Defining the human gallbladder proteome by transcriptomics and affinity proteomics.

Author information

1
Department of Immunology, Genetics and Pathology, Science for Life Laboratory, Uppsala University, Uppsala, Sweden.

Abstract

Global protein analysis of human gallbladder tissue is vital for identification of molecular regulators and effectors of its physiological activity. Here, we employed a genome-wide deep RNA sequencing analysis in 28 human tissues to identify the genes overrepresented in the gallbladder and complemented it with antibody-based immunohistochemistry in 48 human tissues. We characterized human gallbladder proteins and identified 140 gallbladder-specific proteins with an elevated expression in the gallbladder as compared to the other analyzed tissues. Five genes were categorized as enriched, with at least fivefold higher levels in gallbladder, 60 genes were categorized as group enriched with elevated transcript levels in gallbladder shared with at least one other tissue and 75 genes were categorized as enhanced with higher expression than the average expression in other tissues. We explored the localization of the genes within the gallbladder through cell-type specific antibody-based protein profiling and the subcellular localization of the genes through immunofluorescent-based profiling. Finally, we revealed the biological processes and metabolic functions carried out by these genes through the use of GO, KEGG Pathway, and HMR2.0 that is compilation of the human metabolic reactions. We demonstrated the results of the combined analysis of the transcriptomics and affinity proteomics.

**Task set**
[1] In the gallbladder proteome text, rewrite everything from "Defining the human" down to "University, Uppsala, Sweden.", putting "Division" in place of "Department".
[2] Say whether each statement agrees with the gallbladder proteome text, giving yes or no and quoting the deciding words: (a) The deep RNA sequencing analysis covered 48 human tissues. (b) The study identified 140 gallbladder-specific proteins. (c) Sixty genes were categorized as enriched, with at least fivefold higher levels in gallbladder.

**Source data**

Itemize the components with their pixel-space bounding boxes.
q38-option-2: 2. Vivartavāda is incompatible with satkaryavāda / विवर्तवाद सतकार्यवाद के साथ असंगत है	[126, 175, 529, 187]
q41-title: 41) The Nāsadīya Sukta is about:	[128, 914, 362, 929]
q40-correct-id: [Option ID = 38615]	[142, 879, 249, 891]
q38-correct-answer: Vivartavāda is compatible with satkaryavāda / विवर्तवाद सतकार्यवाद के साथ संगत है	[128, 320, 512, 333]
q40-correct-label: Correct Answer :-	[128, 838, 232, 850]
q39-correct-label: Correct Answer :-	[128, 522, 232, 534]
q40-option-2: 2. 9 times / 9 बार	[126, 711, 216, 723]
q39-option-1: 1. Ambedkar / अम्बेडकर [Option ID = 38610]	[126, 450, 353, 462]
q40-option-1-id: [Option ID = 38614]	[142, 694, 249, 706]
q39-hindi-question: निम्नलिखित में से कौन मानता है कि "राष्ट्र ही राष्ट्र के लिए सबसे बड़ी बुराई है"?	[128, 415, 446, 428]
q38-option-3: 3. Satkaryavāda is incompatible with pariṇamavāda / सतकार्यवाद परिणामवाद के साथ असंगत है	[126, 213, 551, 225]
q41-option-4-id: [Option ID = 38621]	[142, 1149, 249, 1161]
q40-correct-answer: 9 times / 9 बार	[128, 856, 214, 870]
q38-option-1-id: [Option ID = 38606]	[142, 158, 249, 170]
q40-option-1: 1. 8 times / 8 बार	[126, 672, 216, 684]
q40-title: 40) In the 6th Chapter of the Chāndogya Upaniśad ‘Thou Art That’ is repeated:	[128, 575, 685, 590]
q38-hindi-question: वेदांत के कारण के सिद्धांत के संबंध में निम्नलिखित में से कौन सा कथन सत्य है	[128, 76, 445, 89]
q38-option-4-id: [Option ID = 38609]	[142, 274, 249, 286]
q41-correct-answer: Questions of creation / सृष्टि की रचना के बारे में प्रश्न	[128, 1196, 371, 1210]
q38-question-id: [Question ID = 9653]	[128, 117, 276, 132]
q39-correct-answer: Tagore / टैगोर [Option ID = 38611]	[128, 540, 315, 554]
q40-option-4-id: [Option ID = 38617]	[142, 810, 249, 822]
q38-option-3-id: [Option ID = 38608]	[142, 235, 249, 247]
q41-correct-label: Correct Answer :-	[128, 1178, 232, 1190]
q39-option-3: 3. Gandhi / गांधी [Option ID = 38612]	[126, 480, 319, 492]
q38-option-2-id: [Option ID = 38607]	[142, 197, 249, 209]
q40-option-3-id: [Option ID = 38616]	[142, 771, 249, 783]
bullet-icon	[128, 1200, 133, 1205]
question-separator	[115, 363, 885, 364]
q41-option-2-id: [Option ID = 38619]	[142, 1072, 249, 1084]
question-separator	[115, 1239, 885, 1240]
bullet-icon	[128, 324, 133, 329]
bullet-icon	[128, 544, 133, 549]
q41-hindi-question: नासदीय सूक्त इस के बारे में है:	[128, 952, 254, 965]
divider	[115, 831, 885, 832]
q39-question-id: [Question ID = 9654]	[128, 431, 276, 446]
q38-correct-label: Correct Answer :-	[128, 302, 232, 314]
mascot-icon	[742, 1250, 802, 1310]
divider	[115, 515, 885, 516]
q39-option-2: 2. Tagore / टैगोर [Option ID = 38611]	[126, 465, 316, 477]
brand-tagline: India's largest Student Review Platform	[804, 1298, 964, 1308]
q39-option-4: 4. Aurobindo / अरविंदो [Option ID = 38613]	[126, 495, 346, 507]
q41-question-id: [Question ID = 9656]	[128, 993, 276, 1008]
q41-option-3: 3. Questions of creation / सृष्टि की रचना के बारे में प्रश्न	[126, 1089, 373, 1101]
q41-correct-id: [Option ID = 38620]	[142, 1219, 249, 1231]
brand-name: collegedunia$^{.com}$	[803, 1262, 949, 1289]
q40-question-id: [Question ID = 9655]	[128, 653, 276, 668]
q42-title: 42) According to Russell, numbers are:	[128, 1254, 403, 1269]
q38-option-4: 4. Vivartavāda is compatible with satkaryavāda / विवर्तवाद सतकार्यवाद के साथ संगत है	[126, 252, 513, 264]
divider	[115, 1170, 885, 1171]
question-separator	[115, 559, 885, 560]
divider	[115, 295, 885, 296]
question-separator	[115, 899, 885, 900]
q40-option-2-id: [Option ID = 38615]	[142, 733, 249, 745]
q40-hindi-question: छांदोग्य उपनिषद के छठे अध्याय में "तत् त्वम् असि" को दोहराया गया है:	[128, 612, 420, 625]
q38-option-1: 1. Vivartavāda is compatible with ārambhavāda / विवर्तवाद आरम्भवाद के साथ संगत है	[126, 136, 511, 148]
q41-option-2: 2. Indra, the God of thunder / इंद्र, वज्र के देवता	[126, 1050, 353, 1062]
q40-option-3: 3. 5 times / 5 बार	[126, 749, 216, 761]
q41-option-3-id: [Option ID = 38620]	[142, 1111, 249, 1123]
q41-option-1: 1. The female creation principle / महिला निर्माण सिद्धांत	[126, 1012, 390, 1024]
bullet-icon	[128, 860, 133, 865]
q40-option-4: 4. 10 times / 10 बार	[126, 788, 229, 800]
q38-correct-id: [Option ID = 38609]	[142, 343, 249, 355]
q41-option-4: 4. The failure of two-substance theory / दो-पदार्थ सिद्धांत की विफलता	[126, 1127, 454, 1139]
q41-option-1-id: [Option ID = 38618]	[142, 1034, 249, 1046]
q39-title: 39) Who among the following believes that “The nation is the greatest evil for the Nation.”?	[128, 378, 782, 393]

**Task-by-task solutions**
[1]
Defining the human gallbladder proteome by transcriptomics and affinity proteomics.

Author information

1
Division of Immunology, Genetics and Pathology, Science for Life Laboratory, Uppsala University, Uppsala, Sweden.

[2]
(a) No: "a genome-wide deep RNA sequencing analysis in 28 human tissues"
(b) Yes: "identified 140 gallbladder-specific proteins"
(c) No: "Five genes were categorized as enriched, with at least fivefold higher levels in gallbladder"